*Problem to work on*:
Gather all lines in the entries that include the word "Cascading".

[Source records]
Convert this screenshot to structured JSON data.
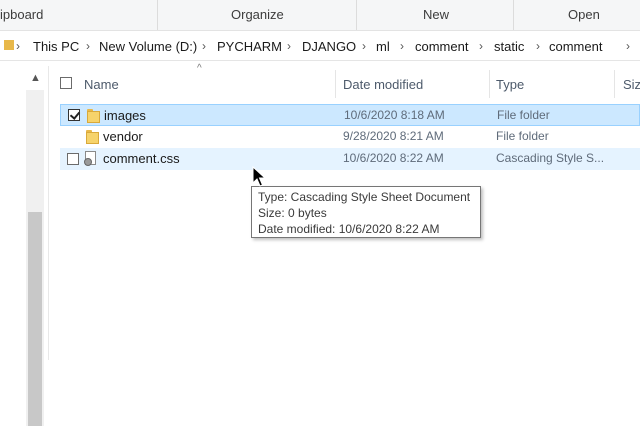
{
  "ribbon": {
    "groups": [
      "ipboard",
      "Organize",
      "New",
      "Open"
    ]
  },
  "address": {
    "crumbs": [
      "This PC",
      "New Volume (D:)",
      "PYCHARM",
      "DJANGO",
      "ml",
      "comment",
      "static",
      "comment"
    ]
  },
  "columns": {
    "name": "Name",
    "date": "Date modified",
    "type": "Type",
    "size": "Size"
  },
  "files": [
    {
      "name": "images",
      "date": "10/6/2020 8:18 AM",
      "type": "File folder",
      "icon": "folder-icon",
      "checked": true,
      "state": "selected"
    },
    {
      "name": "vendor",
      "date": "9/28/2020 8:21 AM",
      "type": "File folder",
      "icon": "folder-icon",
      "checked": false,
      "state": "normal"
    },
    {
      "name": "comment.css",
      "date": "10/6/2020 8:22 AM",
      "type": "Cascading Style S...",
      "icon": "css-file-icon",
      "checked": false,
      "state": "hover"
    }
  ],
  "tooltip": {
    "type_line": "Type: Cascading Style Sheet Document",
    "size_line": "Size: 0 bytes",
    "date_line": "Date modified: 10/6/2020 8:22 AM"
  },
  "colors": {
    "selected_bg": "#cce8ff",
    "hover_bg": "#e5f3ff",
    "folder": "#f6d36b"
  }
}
* * *
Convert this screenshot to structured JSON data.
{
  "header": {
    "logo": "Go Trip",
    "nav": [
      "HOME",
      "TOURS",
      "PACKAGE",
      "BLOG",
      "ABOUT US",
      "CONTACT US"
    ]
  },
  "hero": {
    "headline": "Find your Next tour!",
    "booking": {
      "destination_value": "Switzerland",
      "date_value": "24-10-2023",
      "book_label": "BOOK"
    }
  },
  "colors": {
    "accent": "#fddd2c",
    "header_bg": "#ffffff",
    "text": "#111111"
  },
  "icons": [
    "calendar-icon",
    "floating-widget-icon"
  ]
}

*Output of the exercise*:
      "type": "Cascading Style S...",
    "type_line": "Type: Cascading Style Sheet Document",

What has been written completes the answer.